Every entry must be given again exactly.

··· Rows ···

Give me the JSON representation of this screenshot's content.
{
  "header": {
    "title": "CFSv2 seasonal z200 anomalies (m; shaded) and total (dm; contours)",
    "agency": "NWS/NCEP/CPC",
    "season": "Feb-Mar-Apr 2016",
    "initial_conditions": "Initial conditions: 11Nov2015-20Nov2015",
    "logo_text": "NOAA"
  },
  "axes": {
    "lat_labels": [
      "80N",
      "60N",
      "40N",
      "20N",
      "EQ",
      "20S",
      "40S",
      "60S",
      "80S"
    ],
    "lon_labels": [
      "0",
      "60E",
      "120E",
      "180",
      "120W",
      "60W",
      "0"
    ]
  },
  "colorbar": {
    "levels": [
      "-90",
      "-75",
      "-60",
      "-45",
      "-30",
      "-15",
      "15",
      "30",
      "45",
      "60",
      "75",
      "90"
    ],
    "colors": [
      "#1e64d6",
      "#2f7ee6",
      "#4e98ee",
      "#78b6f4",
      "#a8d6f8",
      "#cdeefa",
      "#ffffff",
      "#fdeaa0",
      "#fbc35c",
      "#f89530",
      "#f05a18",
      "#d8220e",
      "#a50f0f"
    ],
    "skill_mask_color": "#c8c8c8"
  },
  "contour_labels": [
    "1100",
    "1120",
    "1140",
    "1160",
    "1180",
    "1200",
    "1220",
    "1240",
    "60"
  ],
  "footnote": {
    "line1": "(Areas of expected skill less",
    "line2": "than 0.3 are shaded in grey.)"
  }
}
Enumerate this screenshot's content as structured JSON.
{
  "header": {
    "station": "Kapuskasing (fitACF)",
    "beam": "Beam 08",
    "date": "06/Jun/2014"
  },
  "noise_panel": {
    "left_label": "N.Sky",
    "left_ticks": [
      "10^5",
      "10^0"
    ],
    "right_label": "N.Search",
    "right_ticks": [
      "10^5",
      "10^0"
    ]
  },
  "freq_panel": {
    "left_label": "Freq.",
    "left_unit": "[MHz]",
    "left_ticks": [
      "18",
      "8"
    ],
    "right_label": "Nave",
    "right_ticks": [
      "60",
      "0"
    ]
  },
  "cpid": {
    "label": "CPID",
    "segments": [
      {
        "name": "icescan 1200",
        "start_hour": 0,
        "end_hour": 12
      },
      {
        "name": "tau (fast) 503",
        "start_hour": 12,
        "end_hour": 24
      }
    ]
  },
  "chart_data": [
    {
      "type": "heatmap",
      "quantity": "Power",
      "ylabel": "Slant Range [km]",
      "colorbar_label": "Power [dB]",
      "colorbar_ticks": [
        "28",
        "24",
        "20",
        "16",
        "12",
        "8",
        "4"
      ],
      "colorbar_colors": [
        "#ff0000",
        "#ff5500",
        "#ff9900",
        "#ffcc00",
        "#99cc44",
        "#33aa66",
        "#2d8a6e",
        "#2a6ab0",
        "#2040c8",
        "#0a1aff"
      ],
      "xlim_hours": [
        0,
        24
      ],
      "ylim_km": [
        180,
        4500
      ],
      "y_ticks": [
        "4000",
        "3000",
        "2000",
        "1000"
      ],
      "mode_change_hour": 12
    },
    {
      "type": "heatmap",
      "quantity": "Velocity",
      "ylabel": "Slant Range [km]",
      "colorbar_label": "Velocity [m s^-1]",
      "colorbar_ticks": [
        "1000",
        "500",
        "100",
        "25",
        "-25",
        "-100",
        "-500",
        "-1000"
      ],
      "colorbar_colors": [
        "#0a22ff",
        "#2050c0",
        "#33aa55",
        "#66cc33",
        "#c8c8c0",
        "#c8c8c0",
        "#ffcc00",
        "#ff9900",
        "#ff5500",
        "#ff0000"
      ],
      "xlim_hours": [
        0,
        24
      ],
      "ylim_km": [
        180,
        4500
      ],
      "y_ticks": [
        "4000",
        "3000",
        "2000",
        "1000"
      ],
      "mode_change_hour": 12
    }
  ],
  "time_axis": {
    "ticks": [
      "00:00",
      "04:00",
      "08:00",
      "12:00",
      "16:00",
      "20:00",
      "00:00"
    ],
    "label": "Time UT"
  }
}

···

Task response —
Give me the JSON representation of this screenshot's content.
{
  "header": {
    "title": "CFSv2 seasonal z200 anomalies (m; shaded) and total (dm; contours)",
    "agency": "NWS/NCEP/CPC",
    "season": "Feb-Mar-Apr 2016",
    "initial_conditions": "Initial conditions: 11Nov2015-20Nov2015",
    "logo_text": "NOAA"
  },
  "axes": {
    "lat_labels": [
      "80N",
      "60N",
      "40N",
      "20N",
      "EQ",
      "20S",
      "40S",
      "60S",
      "80S"
    ],
    "lon_labels": [
      "0",
      "60E",
      "120E",
      "180",
      "120W",
      "60W",
      "0"
    ]
  },
  "colorbar": {
    "levels": [
      "-90",
      "-75",
      "-60",
      "-45",
      "-30",
      "-15",
      "15",
      "30",
      "45",
      "60",
      "75",
      "90"
    ],
    "colors": [
      "#1e64d6",
      "#2f7ee6",
      "#4e98ee",
      "#78b6f4",
      "#a8d6f8",
      "#cdeefa",
      "#ffffff",
      "#fdeaa0",
      "#fbc35c",
      "#f89530",
      "#f05a18",
      "#d8220e",
      "#a50f0f"
    ],
    "skill_mask_color": "#c8c8c8"
  },
  "contour_labels": [
    "1100",
    "1120",
    "1140",
    "1160",
    "1180",
    "1200",
    "1220",
    "1240",
    "60"
  ],
  "footnote": {
    "line1": "(Areas of expected skill less",
    "line2": "than 0.3 are shaded in grey.)"
  }
}
Enumerate this screenshot's content as structured JSON.
{
  "header": {
    "station": "Kapuskasing (fitACF)",
    "beam": "Beam 08",
    "date": "06/Jun/2014"
  },
  "noise_panel": {
    "left_label": "N.Sky",
    "left_ticks": [
      "10^5",
      "10^0"
    ],
    "right_label": "N.Search",
    "right_ticks": [
      "10^5",
      "10^0"
    ]
  },
  "freq_panel": {
    "left_label": "Freq.",
    "left_unit": "[MHz]",
    "left_ticks": [
      "18",
      "8"
    ],
    "right_label": "Nave",
    "right_ticks": [
      "60",
      "0"
    ]
  },
  "cpid": {
    "label": "CPID",
    "segments": [
      {
        "name": "icescan 1200",
        "start_hour": 0,
        "end_hour": 12
      },
      {
        "name": "tau (fast) 503",
        "start_hour": 12,
        "end_hour": 24
      }
    ]
  },
  "chart_data": [
    {
      "type": "heatmap",
      "quantity": "Power",
      "ylabel": "Slant Range [km]",
      "colorbar_label": "Power [dB]",
      "colorbar_ticks": [
        "28",
        "24",
        "20",
        "16",
        "12",
        "8",
        "4"
      ],
      "colorbar_colors": [
        "#ff0000",
        "#ff5500",
        "#ff9900",
        "#ffcc00",
        "#99cc44",
        "#33aa66",
        "#2d8a6e",
        "#2a6ab0",
        "#2040c8",
        "#0a1aff"
      ],
      "xlim_hours": [
        0,
        24
      ],
      "ylim_km": [
        180,
        4500
      ],
      "y_ticks": [
        "4000",
        "3000",
        "2000",
        "1000"
      ],
      "mode_change_hour": 12
    },
    {
      "type": "heatmap",
      "quantity": "Velocity",
      "ylabel": "Slant Range [km]",
      "colorbar_label": "Velocity [m s^-1]",
      "colorbar_ticks": [
        "1000",
        "500",
        "100",
        "25",
        "-25",
        "-100",
        "-500",
        "-1000"
      ],
      "colorbar_colors": [
        "#0a22ff",
        "#2050c0",
        "#33aa55",
        "#66cc33",
        "#c8c8c0",
        "#c8c8c0",
        "#ffcc00",
        "#ff9900",
        "#ff5500",
        "#ff0000"
      ],
      "xlim_hours": [
        0,
        24
      ],
      "ylim_km": [
        180,
        4500
      ],
      "y_ticks": [
        "4000",
        "3000",
        "2000",
        "1000"
      ],
      "mode_change_hour": 12
    }
  ],
  "time_axis": {
    "ticks": [
      "00:00",
      "04:00",
      "08:00",
      "12:00",
      "16:00",
      "20:00",
      "00:00"
    ],
    "label": "Time UT"
  }
}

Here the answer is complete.